## To be done
Of all the lines in the material, how many include the word "against"? Reply with the number alone.

## Supplied data
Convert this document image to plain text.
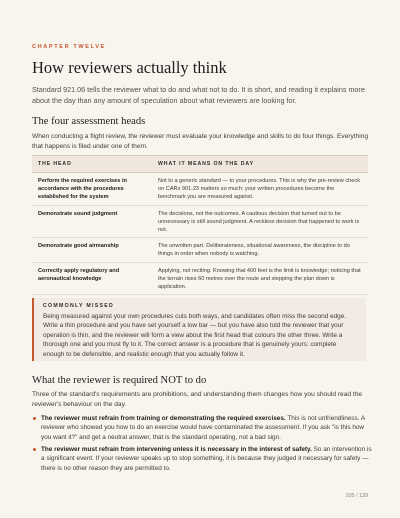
CHAPTER TWELVE
How reviewers actually think

Standard 921.06 tells the reviewer what to do and what not to do. It is short, and reading it explains more about the day than any amount of speculation about what reviewers are looking for.

The four assessment heads

When conducting a flight review, the reviewer must evaluate your knowledge and skills to do four things. Everything that happens is filed under one of them.

THE HEAD	WHAT IT MEANS ON THE DAY
Perform the required exercises in accordance with the procedures established for the system	Not to a generic standard — to your procedures. This is why the pre-review check on CARs 901.23 matters so much: your written procedures become the benchmark you are measured against.
Demonstrate sound judgment	The decisions, not the outcomes. A cautious decision that turned out to be unnecessary is still sound judgment. A reckless decision that happened to work is not.
Demonstrate good airmanship	The unwritten part. Deliberateness, situational awareness, the discipline to do things in order when nobody is watching.
Correctly apply regulatory and aeronautical knowledge	Applying, not reciting. Knowing that 400 feet is the limit is knowledge; noticing that the terrain rises 60 metres over the route and stepping the plan down is application.
COMMONLY MISSED

Being measured against your own procedures cuts both ways, and candidates often miss the second edge. Write a thin procedure and you have set yourself a low bar — but you have also told the reviewer that your operation is thin, and the reviewer will form a view about the first head that colours the other three. Write a thorough one and you must fly to it. The correct answer is a procedure that is genuinely yours: complete enough to be defensible, and realistic enough that you actually follow it.

What the reviewer is required NOT to do

Three of the standard's requirements are prohibitions, and understanding them changes how you should read the reviewer's behaviour on the day.

The reviewer must refrain from training or demonstrating the required exercises. This is not unfriendliness. A reviewer who showed you how to do an exercise would have contaminated the assessment. If you ask "is this how you want it?" and get a neutral answer, that is the standard operating, not a bad sign.
The reviewer must refrain from intervening unless it is necessary in the interest of safety. So an intervention is a significant event. If your reviewer speaks up to stop something, it is because they judged it necessary for safety — there is no other reason they are permitted to.
105 / 139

## Answer to this task
2